**** Provided data ****
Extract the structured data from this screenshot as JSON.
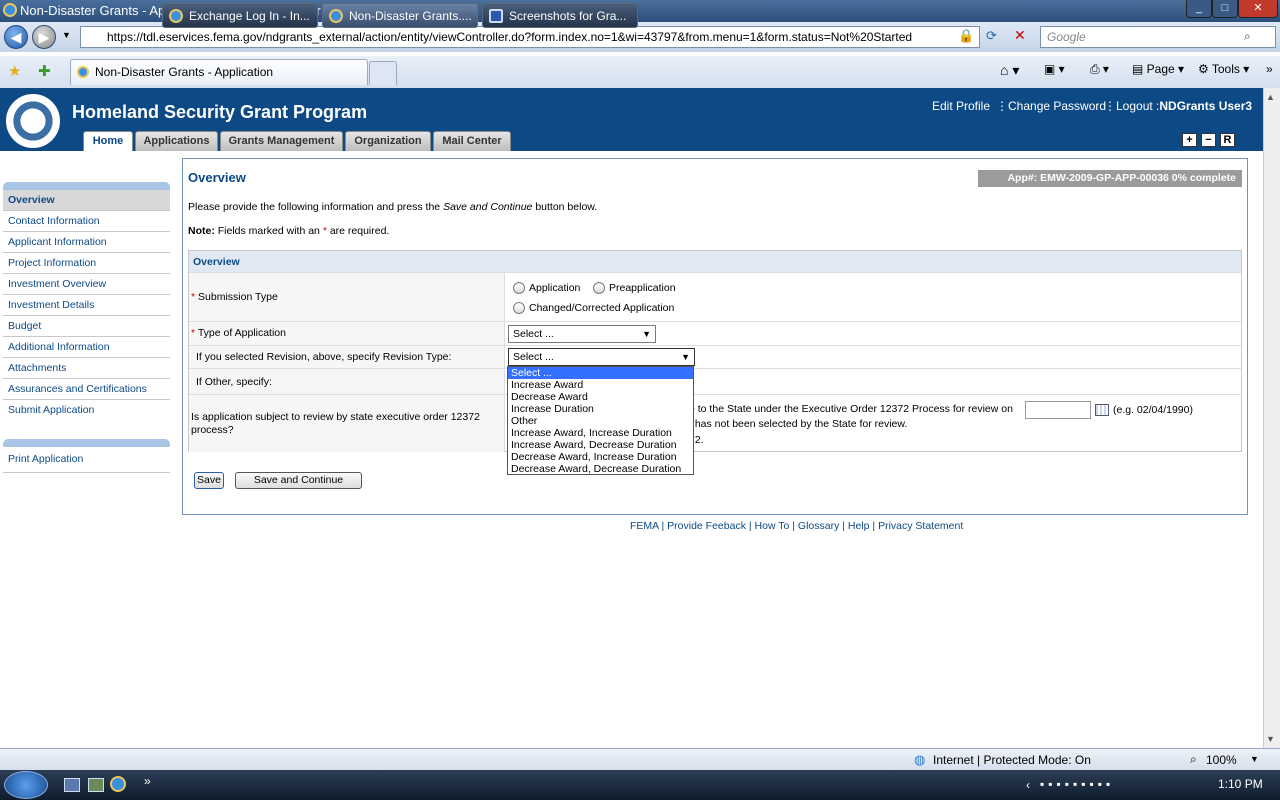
{
  "window": {
    "title": "Non-Disaster Grants - Application - Internet Explorer provided by Dell"
  },
  "browser": {
    "url": "https://tdl.eservices.fema.gov/ndgrants_external/action/entity/viewController.do?form.index.no=1&wi=43797&from.menu=1&form.status=Not%20Started",
    "search_placeholder": "Google",
    "tab_title": "Non-Disaster Grants - Application",
    "tools": {
      "page": "Page",
      "tools": "Tools"
    }
  },
  "app": {
    "title": "Homeland Security Grant Program",
    "toplinks": {
      "edit_profile": "Edit Profile",
      "change_password": "Change Password",
      "logout": "Logout :",
      "user": "NDGrants User3"
    },
    "zoom_buttons": {
      "plus": "+",
      "minus": "−",
      "reset": "R"
    },
    "tabs": [
      "Home",
      "Applications",
      "Grants Management",
      "Organization",
      "Mail Center"
    ]
  },
  "sidebar": {
    "items": [
      "Overview",
      "Contact Information",
      "Applicant Information",
      "Project Information",
      "Investment Overview",
      "Investment Details",
      "Budget",
      "Additional Information",
      "Attachments",
      "Assurances and Certifications",
      "Submit Application"
    ],
    "items2": [
      "Print Application"
    ]
  },
  "main": {
    "title": "Overview",
    "app_number": "App#: EMW-2009-GP-APP-00036 0% complete",
    "intro_pre": "Please provide the following information and press the ",
    "intro_em": "Save and Continue",
    "intro_post": " button below.",
    "note_label": "Note:",
    "note_pre": " Fields marked with an ",
    "note_star": "*",
    "note_post": " are required.",
    "section": "Overview",
    "fields": {
      "submission_type": "Submission Type",
      "radio_application": "Application",
      "radio_preapplication": "Preapplication",
      "radio_changed": "Changed/Corrected Application",
      "type_of_application": "Type of Application",
      "type_value": "Select ...",
      "revision_label": "If you selected Revision, above, specify Revision Type:",
      "revision_value": "Select ...",
      "other_label": "If Other, specify:",
      "review_label": "Is application subject to review by state executive order 12372 process?",
      "review_line1": "e to the State under the Executive Order 12372 Process for review on",
      "review_line2": "t has not been selected by the State for review.",
      "review_line3": "72.",
      "date_hint": "(e.g. 02/04/1990)"
    },
    "dropdown_options": [
      "Select ...",
      "Increase Award",
      "Decrease Award",
      "Increase Duration",
      "Other",
      "Increase Award, Increase Duration",
      "Increase Award, Decrease Duration",
      "Decrease Award, Increase Duration",
      "Decrease Award, Decrease Duration"
    ],
    "buttons": {
      "save": "Save",
      "save_continue": "Save and Continue"
    }
  },
  "footer": [
    "FEMA",
    "Provide Feeback",
    "How To",
    "Glossary",
    "Help",
    "Privacy Statement"
  ],
  "statusbar": {
    "zone": "Internet | Protected Mode: On",
    "zoom": "100%"
  },
  "taskbar": {
    "tasks": [
      "Exchange Log In - In...",
      "Non-Disaster Grants....",
      "Screenshots for Gra..."
    ],
    "clock": "1:10 PM"
  },
  "colors": {
    "brand": "#0d4a85",
    "accent": "#a9c5e6",
    "highlight": "#3370ff"
  }
}
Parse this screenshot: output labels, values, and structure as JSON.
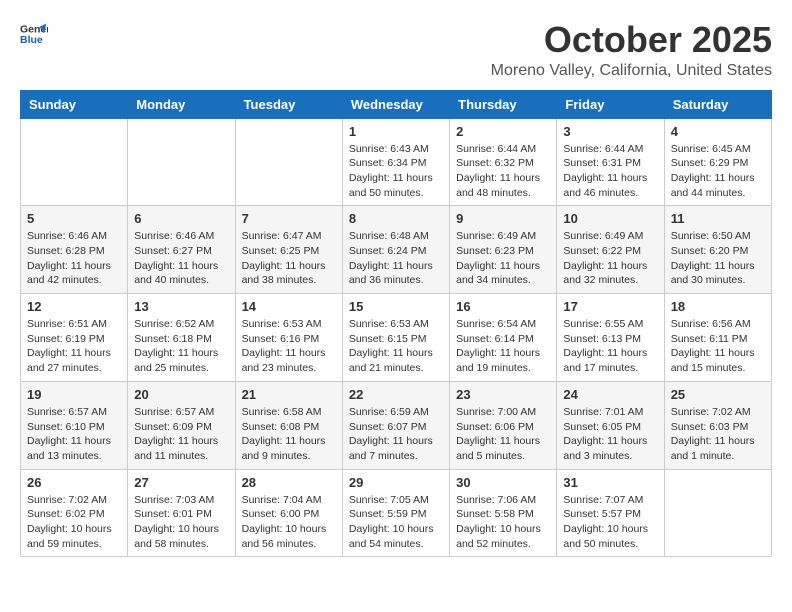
{
  "header": {
    "logo_line1": "General",
    "logo_line2": "Blue",
    "month": "October 2025",
    "location": "Moreno Valley, California, United States"
  },
  "weekdays": [
    "Sunday",
    "Monday",
    "Tuesday",
    "Wednesday",
    "Thursday",
    "Friday",
    "Saturday"
  ],
  "weeks": [
    [
      {
        "day": "",
        "info": ""
      },
      {
        "day": "",
        "info": ""
      },
      {
        "day": "",
        "info": ""
      },
      {
        "day": "1",
        "info": "Sunrise: 6:43 AM\nSunset: 6:34 PM\nDaylight: 11 hours and 50 minutes."
      },
      {
        "day": "2",
        "info": "Sunrise: 6:44 AM\nSunset: 6:32 PM\nDaylight: 11 hours and 48 minutes."
      },
      {
        "day": "3",
        "info": "Sunrise: 6:44 AM\nSunset: 6:31 PM\nDaylight: 11 hours and 46 minutes."
      },
      {
        "day": "4",
        "info": "Sunrise: 6:45 AM\nSunset: 6:29 PM\nDaylight: 11 hours and 44 minutes."
      }
    ],
    [
      {
        "day": "5",
        "info": "Sunrise: 6:46 AM\nSunset: 6:28 PM\nDaylight: 11 hours and 42 minutes."
      },
      {
        "day": "6",
        "info": "Sunrise: 6:46 AM\nSunset: 6:27 PM\nDaylight: 11 hours and 40 minutes."
      },
      {
        "day": "7",
        "info": "Sunrise: 6:47 AM\nSunset: 6:25 PM\nDaylight: 11 hours and 38 minutes."
      },
      {
        "day": "8",
        "info": "Sunrise: 6:48 AM\nSunset: 6:24 PM\nDaylight: 11 hours and 36 minutes."
      },
      {
        "day": "9",
        "info": "Sunrise: 6:49 AM\nSunset: 6:23 PM\nDaylight: 11 hours and 34 minutes."
      },
      {
        "day": "10",
        "info": "Sunrise: 6:49 AM\nSunset: 6:22 PM\nDaylight: 11 hours and 32 minutes."
      },
      {
        "day": "11",
        "info": "Sunrise: 6:50 AM\nSunset: 6:20 PM\nDaylight: 11 hours and 30 minutes."
      }
    ],
    [
      {
        "day": "12",
        "info": "Sunrise: 6:51 AM\nSunset: 6:19 PM\nDaylight: 11 hours and 27 minutes."
      },
      {
        "day": "13",
        "info": "Sunrise: 6:52 AM\nSunset: 6:18 PM\nDaylight: 11 hours and 25 minutes."
      },
      {
        "day": "14",
        "info": "Sunrise: 6:53 AM\nSunset: 6:16 PM\nDaylight: 11 hours and 23 minutes."
      },
      {
        "day": "15",
        "info": "Sunrise: 6:53 AM\nSunset: 6:15 PM\nDaylight: 11 hours and 21 minutes."
      },
      {
        "day": "16",
        "info": "Sunrise: 6:54 AM\nSunset: 6:14 PM\nDaylight: 11 hours and 19 minutes."
      },
      {
        "day": "17",
        "info": "Sunrise: 6:55 AM\nSunset: 6:13 PM\nDaylight: 11 hours and 17 minutes."
      },
      {
        "day": "18",
        "info": "Sunrise: 6:56 AM\nSunset: 6:11 PM\nDaylight: 11 hours and 15 minutes."
      }
    ],
    [
      {
        "day": "19",
        "info": "Sunrise: 6:57 AM\nSunset: 6:10 PM\nDaylight: 11 hours and 13 minutes."
      },
      {
        "day": "20",
        "info": "Sunrise: 6:57 AM\nSunset: 6:09 PM\nDaylight: 11 hours and 11 minutes."
      },
      {
        "day": "21",
        "info": "Sunrise: 6:58 AM\nSunset: 6:08 PM\nDaylight: 11 hours and 9 minutes."
      },
      {
        "day": "22",
        "info": "Sunrise: 6:59 AM\nSunset: 6:07 PM\nDaylight: 11 hours and 7 minutes."
      },
      {
        "day": "23",
        "info": "Sunrise: 7:00 AM\nSunset: 6:06 PM\nDaylight: 11 hours and 5 minutes."
      },
      {
        "day": "24",
        "info": "Sunrise: 7:01 AM\nSunset: 6:05 PM\nDaylight: 11 hours and 3 minutes."
      },
      {
        "day": "25",
        "info": "Sunrise: 7:02 AM\nSunset: 6:03 PM\nDaylight: 11 hours and 1 minute."
      }
    ],
    [
      {
        "day": "26",
        "info": "Sunrise: 7:02 AM\nSunset: 6:02 PM\nDaylight: 10 hours and 59 minutes."
      },
      {
        "day": "27",
        "info": "Sunrise: 7:03 AM\nSunset: 6:01 PM\nDaylight: 10 hours and 58 minutes."
      },
      {
        "day": "28",
        "info": "Sunrise: 7:04 AM\nSunset: 6:00 PM\nDaylight: 10 hours and 56 minutes."
      },
      {
        "day": "29",
        "info": "Sunrise: 7:05 AM\nSunset: 5:59 PM\nDaylight: 10 hours and 54 minutes."
      },
      {
        "day": "30",
        "info": "Sunrise: 7:06 AM\nSunset: 5:58 PM\nDaylight: 10 hours and 52 minutes."
      },
      {
        "day": "31",
        "info": "Sunrise: 7:07 AM\nSunset: 5:57 PM\nDaylight: 10 hours and 50 minutes."
      },
      {
        "day": "",
        "info": ""
      }
    ]
  ]
}
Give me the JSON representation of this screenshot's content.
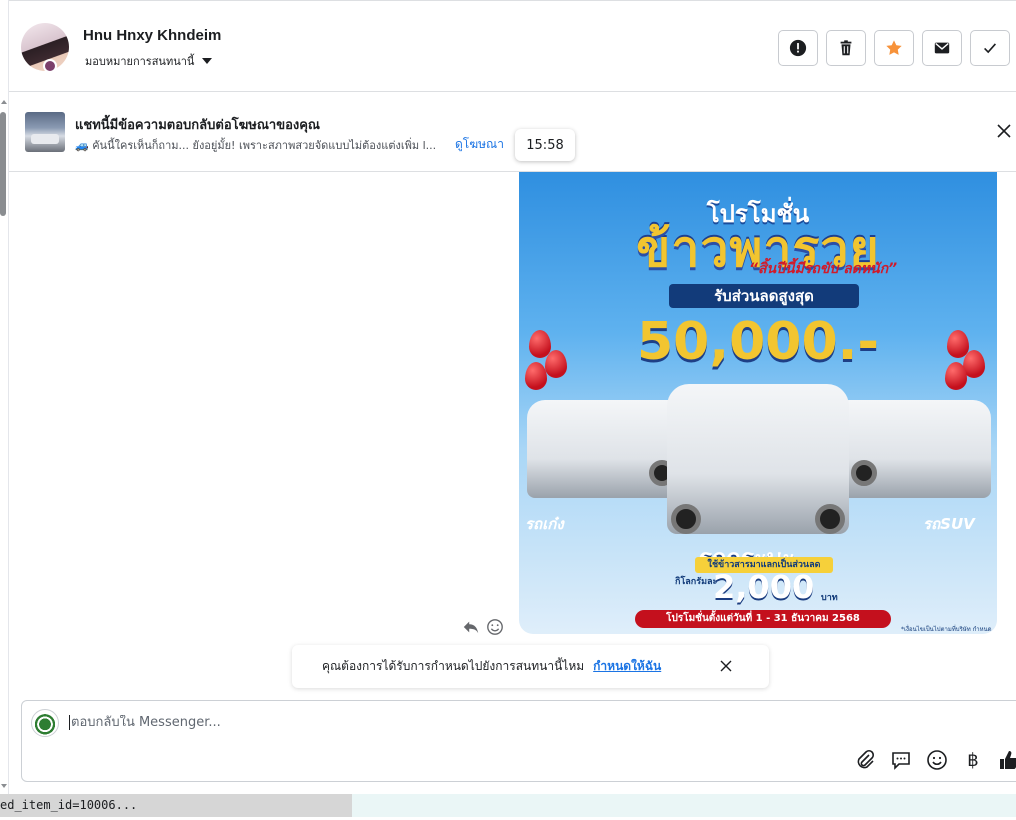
{
  "header": {
    "user_name": "Hnu Hnxy Khndeim",
    "assign_label": "มอบหมายการสนทนานี้",
    "actions": [
      "alert-icon",
      "trash-icon",
      "star-icon",
      "mail-icon",
      "check-icon"
    ],
    "star_color": "#f7923a"
  },
  "ad_banner": {
    "title": "แชทนี้มีข้อความตอบกลับต่อโฆษณาของคุณ",
    "snippet": "🚙 คันนี้ใครเห็นก็ถาม... ยังอยู่มั้ย! เพราะสภาพสวยจัดแบบไม่ต้องแต่งเพิ่ม l...",
    "link": "ดูโฆษณา",
    "tooltip_time": "15:58"
  },
  "message_image": {
    "heading": "โปรโมชั่น",
    "title": "ข้าวพารวย",
    "subtitle": "“สิ้นปีนี้มีรถขับ ลดหนัก”",
    "band": "รับส่วนลดสูงสุด",
    "amount": "50,000.-",
    "label_sedan": "รถเก๋ง",
    "label_suv": "รถSUV",
    "label_pickup": "รถกระบะ",
    "rice_tag": "ใช้ข้าวสารมาแลกเป็นส่วนลด",
    "per_kg": "กิโลกรัมละ",
    "price": "2,000",
    "baht": "บาท",
    "period": "โปรโมชั่นตั้งแต่วันที่ 1 - 31 ธันวาคม 2568",
    "conditions": "*เงื่อนไขเป็นไปตามที่บริษัท กำหนด"
  },
  "reminder": {
    "text": "คุณต้องการได้รับการกำหนดไปยังการสนทนานี้ไหม",
    "link": "กำหนดให้ฉัน"
  },
  "composer": {
    "placeholder": "ตอบกลับใน Messenger...",
    "tools": [
      "paperclip-icon",
      "chat-bubble-icon",
      "emoji-icon",
      "baht-icon",
      "thumbs-up-icon"
    ],
    "baht_symbol": "฿"
  },
  "status_bar": {
    "url": "ed_item_id=10006..."
  }
}
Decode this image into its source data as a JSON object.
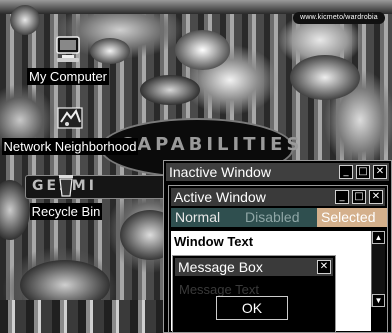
****
**Problem**
Find the lines above that contain the word "Increase" and collect them.

**Worked answer**
      "Increase Award",
      "Increase Duration",
      "Increase Award, Increase Duration",
      "Increase Award, Decrease Duration",
      "Decrease Award, Increase Duration",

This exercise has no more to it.